--- RECORD SET ---
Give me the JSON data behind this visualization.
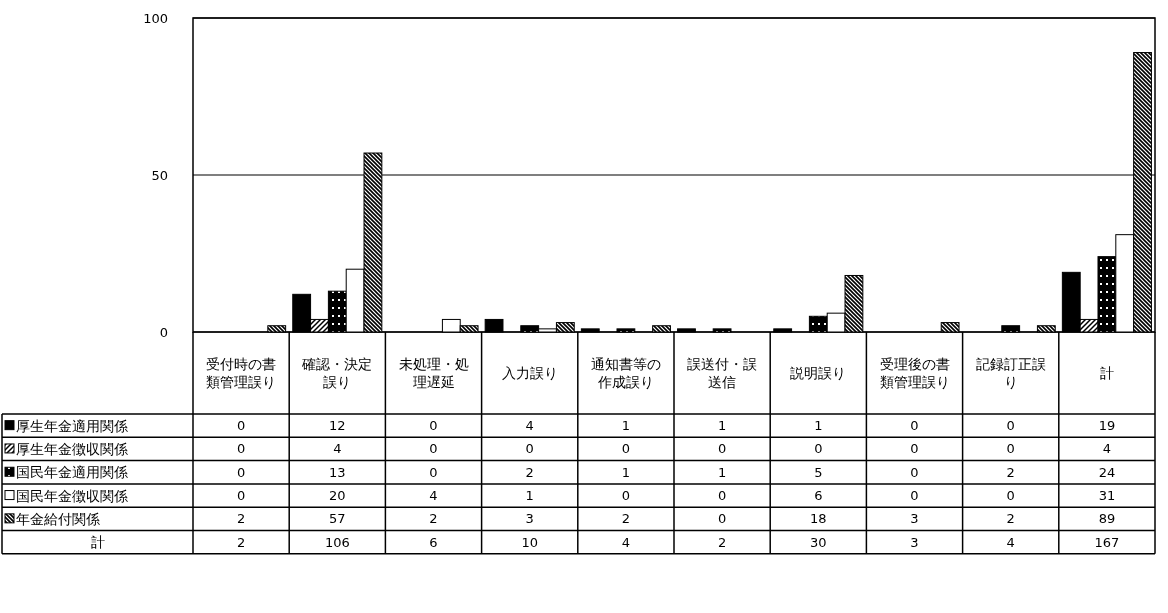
{
  "chart_data": {
    "type": "bar",
    "categories": [
      "受付時の書類管理誤り",
      "確認・決定誤り",
      "未処理・処理遅延",
      "入力誤り",
      "通知書等の作成誤り",
      "誤送付・誤送信",
      "説明誤り",
      "受理後の書類管理誤り",
      "記録訂正誤り",
      "計"
    ],
    "series": [
      {
        "name": "厚生年金適用関係",
        "color": "#000000",
        "values": [
          0,
          12,
          0,
          4,
          1,
          1,
          1,
          0,
          0,
          19
        ]
      },
      {
        "name": "厚生年金徴収関係",
        "color": "#000000",
        "values": [
          0,
          4,
          0,
          0,
          0,
          0,
          0,
          0,
          0,
          4
        ]
      },
      {
        "name": "国民年金適用関係",
        "color": "#000000",
        "values": [
          0,
          13,
          0,
          2,
          1,
          1,
          5,
          0,
          2,
          24
        ]
      },
      {
        "name": "国民年金徴収関係",
        "color": "#ffffff",
        "values": [
          0,
          20,
          4,
          1,
          0,
          0,
          6,
          0,
          0,
          31
        ]
      },
      {
        "name": "年金給付関係",
        "color": "#000000",
        "values": [
          2,
          57,
          2,
          3,
          2,
          0,
          18,
          3,
          2,
          89
        ]
      }
    ],
    "ylim": [
      0,
      100
    ],
    "yticks": [
      0,
      50,
      100
    ],
    "grid": "y",
    "legend": "left",
    "data_labels": true,
    "annotations": [
      "計",
      "2",
      "106",
      "6",
      "10",
      "4",
      "2",
      "30",
      "3",
      "4",
      "167"
    ]
  }
}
---
Identify all lines where the word "name" shows up. Copy them.

- [REPLY]:
        "name": "厚生年金適用関係",
        "name": "厚生年金徴収関係",
        "name": "国民年金適用関係",
        "name": "国民年金徴収関係",
        "name": "年金給付関係",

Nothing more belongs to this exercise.